--- START OF Records for this task ---

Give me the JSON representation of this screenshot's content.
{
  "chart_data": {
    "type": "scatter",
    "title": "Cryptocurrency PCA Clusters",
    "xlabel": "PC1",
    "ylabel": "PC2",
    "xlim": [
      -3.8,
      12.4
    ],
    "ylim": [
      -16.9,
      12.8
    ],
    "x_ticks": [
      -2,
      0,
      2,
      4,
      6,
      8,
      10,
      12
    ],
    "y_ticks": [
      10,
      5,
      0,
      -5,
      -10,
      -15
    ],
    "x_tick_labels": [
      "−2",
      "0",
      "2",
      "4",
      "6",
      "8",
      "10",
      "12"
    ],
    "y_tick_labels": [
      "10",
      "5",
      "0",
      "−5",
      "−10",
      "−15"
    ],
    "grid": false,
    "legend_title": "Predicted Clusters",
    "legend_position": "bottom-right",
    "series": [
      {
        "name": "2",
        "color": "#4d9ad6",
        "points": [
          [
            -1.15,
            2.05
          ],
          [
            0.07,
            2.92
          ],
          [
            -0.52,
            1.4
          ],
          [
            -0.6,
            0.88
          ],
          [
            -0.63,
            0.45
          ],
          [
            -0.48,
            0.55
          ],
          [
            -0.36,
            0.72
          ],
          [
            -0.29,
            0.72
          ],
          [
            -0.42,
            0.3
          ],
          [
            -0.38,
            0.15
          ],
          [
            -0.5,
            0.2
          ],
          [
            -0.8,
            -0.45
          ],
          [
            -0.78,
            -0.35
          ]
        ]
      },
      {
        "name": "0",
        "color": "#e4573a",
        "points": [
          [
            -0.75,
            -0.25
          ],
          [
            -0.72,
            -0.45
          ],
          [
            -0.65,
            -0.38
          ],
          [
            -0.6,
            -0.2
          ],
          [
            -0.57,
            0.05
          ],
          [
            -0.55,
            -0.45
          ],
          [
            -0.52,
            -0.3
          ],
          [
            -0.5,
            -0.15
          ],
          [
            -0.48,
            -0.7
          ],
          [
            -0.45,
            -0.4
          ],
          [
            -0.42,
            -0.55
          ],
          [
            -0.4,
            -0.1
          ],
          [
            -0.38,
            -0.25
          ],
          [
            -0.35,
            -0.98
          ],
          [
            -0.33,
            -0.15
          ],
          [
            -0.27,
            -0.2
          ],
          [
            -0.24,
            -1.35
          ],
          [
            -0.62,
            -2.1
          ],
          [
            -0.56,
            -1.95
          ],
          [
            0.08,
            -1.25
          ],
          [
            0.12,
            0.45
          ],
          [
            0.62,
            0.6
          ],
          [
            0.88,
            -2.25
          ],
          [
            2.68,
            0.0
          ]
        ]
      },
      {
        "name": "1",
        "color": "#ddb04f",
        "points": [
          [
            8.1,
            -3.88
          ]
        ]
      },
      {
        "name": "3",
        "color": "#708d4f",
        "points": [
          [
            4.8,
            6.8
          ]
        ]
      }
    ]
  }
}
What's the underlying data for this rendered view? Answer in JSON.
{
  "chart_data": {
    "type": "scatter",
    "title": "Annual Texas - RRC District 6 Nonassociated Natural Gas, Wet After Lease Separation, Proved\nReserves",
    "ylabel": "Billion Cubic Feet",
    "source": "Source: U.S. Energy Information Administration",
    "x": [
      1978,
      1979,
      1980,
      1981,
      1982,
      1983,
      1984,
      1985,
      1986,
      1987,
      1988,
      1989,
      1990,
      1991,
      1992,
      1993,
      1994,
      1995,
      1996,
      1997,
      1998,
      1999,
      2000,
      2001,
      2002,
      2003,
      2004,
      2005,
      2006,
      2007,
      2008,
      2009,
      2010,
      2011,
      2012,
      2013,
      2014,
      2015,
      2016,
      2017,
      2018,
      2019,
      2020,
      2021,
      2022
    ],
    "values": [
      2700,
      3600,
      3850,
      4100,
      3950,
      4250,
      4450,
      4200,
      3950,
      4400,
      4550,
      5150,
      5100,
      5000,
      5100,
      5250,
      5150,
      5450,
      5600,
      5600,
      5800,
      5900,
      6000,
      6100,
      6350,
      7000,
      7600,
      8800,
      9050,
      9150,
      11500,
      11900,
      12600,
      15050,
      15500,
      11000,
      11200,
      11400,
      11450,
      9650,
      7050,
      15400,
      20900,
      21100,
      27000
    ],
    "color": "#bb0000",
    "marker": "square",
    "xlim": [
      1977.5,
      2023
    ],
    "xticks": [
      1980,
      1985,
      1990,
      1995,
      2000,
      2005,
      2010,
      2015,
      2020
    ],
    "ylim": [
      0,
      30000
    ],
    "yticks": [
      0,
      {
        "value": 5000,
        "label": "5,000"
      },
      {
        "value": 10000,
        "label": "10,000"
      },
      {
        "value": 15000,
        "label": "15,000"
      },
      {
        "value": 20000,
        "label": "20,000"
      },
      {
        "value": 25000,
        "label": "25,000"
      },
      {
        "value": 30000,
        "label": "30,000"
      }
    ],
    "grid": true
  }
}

--- END OF Records for this task ---

Above are some records. Print them all exactly.

Give me the JSON representation of this screenshot's content.
{
  "chart_data": {
    "type": "scatter",
    "title": "Cryptocurrency PCA Clusters",
    "xlabel": "PC1",
    "ylabel": "PC2",
    "xlim": [
      -3.8,
      12.4
    ],
    "ylim": [
      -16.9,
      12.8
    ],
    "x_ticks": [
      -2,
      0,
      2,
      4,
      6,
      8,
      10,
      12
    ],
    "y_ticks": [
      10,
      5,
      0,
      -5,
      -10,
      -15
    ],
    "x_tick_labels": [
      "−2",
      "0",
      "2",
      "4",
      "6",
      "8",
      "10",
      "12"
    ],
    "y_tick_labels": [
      "10",
      "5",
      "0",
      "−5",
      "−10",
      "−15"
    ],
    "grid": false,
    "legend_title": "Predicted Clusters",
    "legend_position": "bottom-right",
    "series": [
      {
        "name": "2",
        "color": "#4d9ad6",
        "points": [
          [
            -1.15,
            2.05
          ],
          [
            0.07,
            2.92
          ],
          [
            -0.52,
            1.4
          ],
          [
            -0.6,
            0.88
          ],
          [
            -0.63,
            0.45
          ],
          [
            -0.48,
            0.55
          ],
          [
            -0.36,
            0.72
          ],
          [
            -0.29,
            0.72
          ],
          [
            -0.42,
            0.3
          ],
          [
            -0.38,
            0.15
          ],
          [
            -0.5,
            0.2
          ],
          [
            -0.8,
            -0.45
          ],
          [
            -0.78,
            -0.35
          ]
        ]
      },
      {
        "name": "0",
        "color": "#e4573a",
        "points": [
          [
            -0.75,
            -0.25
          ],
          [
            -0.72,
            -0.45
          ],
          [
            -0.65,
            -0.38
          ],
          [
            -0.6,
            -0.2
          ],
          [
            -0.57,
            0.05
          ],
          [
            -0.55,
            -0.45
          ],
          [
            -0.52,
            -0.3
          ],
          [
            -0.5,
            -0.15
          ],
          [
            -0.48,
            -0.7
          ],
          [
            -0.45,
            -0.4
          ],
          [
            -0.42,
            -0.55
          ],
          [
            -0.4,
            -0.1
          ],
          [
            -0.38,
            -0.25
          ],
          [
            -0.35,
            -0.98
          ],
          [
            -0.33,
            -0.15
          ],
          [
            -0.27,
            -0.2
          ],
          [
            -0.24,
            -1.35
          ],
          [
            -0.62,
            -2.1
          ],
          [
            -0.56,
            -1.95
          ],
          [
            0.08,
            -1.25
          ],
          [
            0.12,
            0.45
          ],
          [
            0.62,
            0.6
          ],
          [
            0.88,
            -2.25
          ],
          [
            2.68,
            0.0
          ]
        ]
      },
      {
        "name": "1",
        "color": "#ddb04f",
        "points": [
          [
            8.1,
            -3.88
          ]
        ]
      },
      {
        "name": "3",
        "color": "#708d4f",
        "points": [
          [
            4.8,
            6.8
          ]
        ]
      }
    ]
  }
}
What's the underlying data for this rendered view? Answer in JSON.
{
  "chart_data": {
    "type": "scatter",
    "title": "Annual Texas - RRC District 6 Nonassociated Natural Gas, Wet After Lease Separation, Proved\nReserves",
    "ylabel": "Billion Cubic Feet",
    "source": "Source: U.S. Energy Information Administration",
    "x": [
      1978,
      1979,
      1980,
      1981,
      1982,
      1983,
      1984,
      1985,
      1986,
      1987,
      1988,
      1989,
      1990,
      1991,
      1992,
      1993,
      1994,
      1995,
      1996,
      1997,
      1998,
      1999,
      2000,
      2001,
      2002,
      2003,
      2004,
      2005,
      2006,
      2007,
      2008,
      2009,
      2010,
      2011,
      2012,
      2013,
      2014,
      2015,
      2016,
      2017,
      2018,
      2019,
      2020,
      2021,
      2022
    ],
    "values": [
      2700,
      3600,
      3850,
      4100,
      3950,
      4250,
      4450,
      4200,
      3950,
      4400,
      4550,
      5150,
      5100,
      5000,
      5100,
      5250,
      5150,
      5450,
      5600,
      5600,
      5800,
      5900,
      6000,
      6100,
      6350,
      7000,
      7600,
      8800,
      9050,
      9150,
      11500,
      11900,
      12600,
      15050,
      15500,
      11000,
      11200,
      11400,
      11450,
      9650,
      7050,
      15400,
      20900,
      21100,
      27000
    ],
    "color": "#bb0000",
    "marker": "square",
    "xlim": [
      1977.5,
      2023
    ],
    "xticks": [
      1980,
      1985,
      1990,
      1995,
      2000,
      2005,
      2010,
      2015,
      2020
    ],
    "ylim": [
      0,
      30000
    ],
    "yticks": [
      0,
      {
        "value": 5000,
        "label": "5,000"
      },
      {
        "value": 10000,
        "label": "10,000"
      },
      {
        "value": 15000,
        "label": "15,000"
      },
      {
        "value": 20000,
        "label": "20,000"
      },
      {
        "value": 25000,
        "label": "25,000"
      },
      {
        "value": 30000,
        "label": "30,000"
      }
    ],
    "grid": true
  }
}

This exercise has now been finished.